● **What the exercise asks**
All of the records listed below should be retyped exactly.

Study material: Begin

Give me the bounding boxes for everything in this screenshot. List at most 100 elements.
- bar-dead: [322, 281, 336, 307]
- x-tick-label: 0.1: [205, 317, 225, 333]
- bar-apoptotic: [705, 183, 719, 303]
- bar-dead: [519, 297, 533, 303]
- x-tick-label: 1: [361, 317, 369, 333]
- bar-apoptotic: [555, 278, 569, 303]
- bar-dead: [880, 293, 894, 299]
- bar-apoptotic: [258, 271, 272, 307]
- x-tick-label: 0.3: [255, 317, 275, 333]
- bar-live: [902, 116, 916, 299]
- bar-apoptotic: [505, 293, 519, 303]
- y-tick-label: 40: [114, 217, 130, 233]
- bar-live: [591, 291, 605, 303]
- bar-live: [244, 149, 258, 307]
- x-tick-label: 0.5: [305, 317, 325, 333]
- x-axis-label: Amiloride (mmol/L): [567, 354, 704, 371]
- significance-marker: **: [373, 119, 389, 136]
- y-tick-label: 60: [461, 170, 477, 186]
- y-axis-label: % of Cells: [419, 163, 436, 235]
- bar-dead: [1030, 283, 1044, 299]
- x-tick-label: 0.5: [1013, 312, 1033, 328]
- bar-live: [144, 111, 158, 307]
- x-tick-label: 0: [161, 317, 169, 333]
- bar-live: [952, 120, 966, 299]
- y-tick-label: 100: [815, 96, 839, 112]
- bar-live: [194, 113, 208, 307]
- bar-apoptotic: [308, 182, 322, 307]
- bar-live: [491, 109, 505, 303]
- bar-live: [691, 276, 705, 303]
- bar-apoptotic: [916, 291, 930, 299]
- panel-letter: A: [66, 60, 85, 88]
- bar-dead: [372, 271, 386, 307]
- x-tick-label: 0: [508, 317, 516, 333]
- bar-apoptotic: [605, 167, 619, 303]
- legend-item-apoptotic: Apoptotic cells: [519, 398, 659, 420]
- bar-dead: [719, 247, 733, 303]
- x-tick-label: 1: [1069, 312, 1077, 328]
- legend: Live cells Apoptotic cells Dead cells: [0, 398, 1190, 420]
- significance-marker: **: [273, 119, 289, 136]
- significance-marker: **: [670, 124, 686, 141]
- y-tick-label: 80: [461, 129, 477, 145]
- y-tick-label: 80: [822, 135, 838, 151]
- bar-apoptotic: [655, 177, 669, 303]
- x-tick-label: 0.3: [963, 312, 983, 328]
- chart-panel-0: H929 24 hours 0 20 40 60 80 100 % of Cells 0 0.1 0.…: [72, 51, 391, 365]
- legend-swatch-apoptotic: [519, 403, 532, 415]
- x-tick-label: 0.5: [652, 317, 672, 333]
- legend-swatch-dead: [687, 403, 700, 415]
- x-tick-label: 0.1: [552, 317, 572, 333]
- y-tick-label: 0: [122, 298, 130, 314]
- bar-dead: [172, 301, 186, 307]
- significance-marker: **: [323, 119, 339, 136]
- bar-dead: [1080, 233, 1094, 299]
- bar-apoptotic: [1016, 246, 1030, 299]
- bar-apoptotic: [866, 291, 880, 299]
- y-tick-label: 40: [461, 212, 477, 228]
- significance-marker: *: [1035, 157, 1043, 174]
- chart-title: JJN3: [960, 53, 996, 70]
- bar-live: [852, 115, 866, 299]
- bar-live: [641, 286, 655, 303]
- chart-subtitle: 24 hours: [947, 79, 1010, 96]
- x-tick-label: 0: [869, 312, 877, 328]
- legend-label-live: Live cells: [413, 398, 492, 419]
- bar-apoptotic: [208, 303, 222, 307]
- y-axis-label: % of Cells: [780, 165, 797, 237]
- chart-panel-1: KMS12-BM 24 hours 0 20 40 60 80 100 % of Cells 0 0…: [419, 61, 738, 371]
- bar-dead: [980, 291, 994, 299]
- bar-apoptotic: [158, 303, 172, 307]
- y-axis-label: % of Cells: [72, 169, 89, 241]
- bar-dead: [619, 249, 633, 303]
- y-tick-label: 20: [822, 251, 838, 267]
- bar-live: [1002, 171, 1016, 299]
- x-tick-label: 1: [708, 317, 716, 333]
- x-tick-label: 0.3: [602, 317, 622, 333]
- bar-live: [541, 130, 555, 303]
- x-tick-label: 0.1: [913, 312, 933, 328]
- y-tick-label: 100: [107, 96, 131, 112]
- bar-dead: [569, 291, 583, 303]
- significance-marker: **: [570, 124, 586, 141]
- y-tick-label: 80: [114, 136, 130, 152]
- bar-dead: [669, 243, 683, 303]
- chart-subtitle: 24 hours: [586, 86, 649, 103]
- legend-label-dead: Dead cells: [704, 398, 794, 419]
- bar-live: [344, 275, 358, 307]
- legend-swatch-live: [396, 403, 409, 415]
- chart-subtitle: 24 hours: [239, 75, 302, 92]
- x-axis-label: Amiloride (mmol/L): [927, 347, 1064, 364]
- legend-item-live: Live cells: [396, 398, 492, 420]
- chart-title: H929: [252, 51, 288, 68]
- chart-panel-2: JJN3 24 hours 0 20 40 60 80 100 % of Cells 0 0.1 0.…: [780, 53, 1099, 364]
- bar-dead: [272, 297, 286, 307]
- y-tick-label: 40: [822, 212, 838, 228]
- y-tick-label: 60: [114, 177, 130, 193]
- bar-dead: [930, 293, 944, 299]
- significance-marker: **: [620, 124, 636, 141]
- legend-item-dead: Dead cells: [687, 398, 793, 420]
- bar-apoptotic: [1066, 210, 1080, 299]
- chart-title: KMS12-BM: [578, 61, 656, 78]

Study material: End

● **Answer space**
Give me the bounding boxes for everything in this screenshot. List at most 100 elements.
- bar-dead: [322, 281, 336, 307]
- x-tick-label: 0.1: [205, 317, 225, 333]
- bar-apoptotic: [705, 183, 719, 303]
- bar-dead: [519, 297, 533, 303]
- x-tick-label: 1: [361, 317, 369, 333]
- bar-apoptotic: [555, 278, 569, 303]
- bar-dead: [880, 293, 894, 299]
- bar-apoptotic: [258, 271, 272, 307]
- x-tick-label: 0.3: [255, 317, 275, 333]
- bar-live: [902, 116, 916, 299]
- bar-apoptotic: [505, 293, 519, 303]
- y-tick-label: 40: [114, 217, 130, 233]
- bar-live: [591, 291, 605, 303]
- bar-live: [244, 149, 258, 307]
- x-tick-label: 0.5: [305, 317, 325, 333]
- x-axis-label: Amiloride (mmol/L): [567, 354, 704, 371]
- significance-marker: **: [373, 119, 389, 136]
- y-tick-label: 60: [461, 170, 477, 186]
- y-axis-label: % of Cells: [419, 163, 436, 235]
- bar-dead: [1030, 283, 1044, 299]
- x-tick-label: 0.5: [1013, 312, 1033, 328]
- bar-live: [144, 111, 158, 307]
- x-tick-label: 0: [161, 317, 169, 333]
- bar-live: [952, 120, 966, 299]
- y-tick-label: 100: [815, 96, 839, 112]
- bar-live: [194, 113, 208, 307]
- bar-apoptotic: [308, 182, 322, 307]
- bar-live: [491, 109, 505, 303]
- bar-live: [691, 276, 705, 303]
- bar-apoptotic: [916, 291, 930, 299]
- panel-letter: A: [66, 60, 85, 88]
- bar-dead: [372, 271, 386, 307]
- x-tick-label: 0: [508, 317, 516, 333]
- bar-apoptotic: [605, 167, 619, 303]
- legend-item-apoptotic: Apoptotic cells: [519, 398, 659, 420]
- bar-dead: [719, 247, 733, 303]
- x-tick-label: 1: [1069, 312, 1077, 328]
- legend: Live cells Apoptotic cells Dead cells: [0, 398, 1190, 420]
- significance-marker: **: [273, 119, 289, 136]
- significance-marker: **: [670, 124, 686, 141]
- y-tick-label: 80: [461, 129, 477, 145]
- y-tick-label: 80: [822, 135, 838, 151]
- bar-apoptotic: [655, 177, 669, 303]
- x-tick-label: 0.3: [963, 312, 983, 328]
- chart-panel-0: H929 24 hours 0 20 40 60 80 100 % of Cells 0 0.1 0.…: [72, 51, 391, 365]
- legend-swatch-apoptotic: [519, 403, 532, 415]
- x-tick-label: 0.5: [652, 317, 672, 333]
- legend-swatch-dead: [687, 403, 700, 415]
- x-tick-label: 0.1: [552, 317, 572, 333]
- y-tick-label: 0: [122, 298, 130, 314]
- bar-dead: [172, 301, 186, 307]
- significance-marker: **: [323, 119, 339, 136]
- bar-dead: [1080, 233, 1094, 299]
- bar-apoptotic: [1016, 246, 1030, 299]
- bar-apoptotic: [866, 291, 880, 299]
- y-tick-label: 40: [461, 212, 477, 228]
- significance-marker: *: [1035, 157, 1043, 174]
- chart-title: JJN3: [960, 53, 996, 70]
- bar-live: [852, 115, 866, 299]
- bar-live: [641, 286, 655, 303]
- chart-subtitle: 24 hours: [947, 79, 1010, 96]
- x-tick-label: 0: [869, 312, 877, 328]
- legend-label-live: Live cells: [413, 398, 492, 419]
- bar-apoptotic: [208, 303, 222, 307]
- y-axis-label: % of Cells: [780, 165, 797, 237]
- chart-panel-1: KMS12-BM 24 hours 0 20 40 60 80 100 % of Cells 0 0…: [419, 61, 738, 371]
- bar-dead: [980, 291, 994, 299]
- bar-apoptotic: [158, 303, 172, 307]
- y-axis-label: % of Cells: [72, 169, 89, 241]
- bar-dead: [619, 249, 633, 303]
- y-tick-label: 20: [822, 251, 838, 267]
- bar-live: [1002, 171, 1016, 299]
- x-tick-label: 1: [708, 317, 716, 333]
- x-tick-label: 0.3: [602, 317, 622, 333]
- bar-live: [541, 130, 555, 303]
- x-tick-label: 0.1: [913, 312, 933, 328]
- y-tick-label: 100: [107, 96, 131, 112]
- bar-dead: [569, 291, 583, 303]
- significance-marker: **: [570, 124, 586, 141]
- y-tick-label: 80: [114, 136, 130, 152]
- bar-dead: [669, 243, 683, 303]
- chart-subtitle: 24 hours: [586, 86, 649, 103]
- legend-label-dead: Dead cells: [704, 398, 794, 419]
- bar-live: [344, 275, 358, 307]
- legend-swatch-live: [396, 403, 409, 415]
- chart-subtitle: 24 hours: [239, 75, 302, 92]
- x-axis-label: Amiloride (mmol/L): [927, 347, 1064, 364]
- legend-item-live: Live cells: [396, 398, 492, 420]
- chart-title: H929: [252, 51, 288, 68]
- chart-panel-2: JJN3 24 hours 0 20 40 60 80 100 % of Cells 0 0.1 0.…: [780, 53, 1099, 364]
- bar-dead: [272, 297, 286, 307]
- y-tick-label: 40: [822, 212, 838, 228]
- y-tick-label: 60: [114, 177, 130, 193]
- bar-dead: [930, 293, 944, 299]
- significance-marker: **: [620, 124, 636, 141]
- legend-item-dead: Dead cells: [687, 398, 793, 420]
- bar-apoptotic: [1066, 210, 1080, 299]
- chart-title: KMS12-BM: [578, 61, 656, 78]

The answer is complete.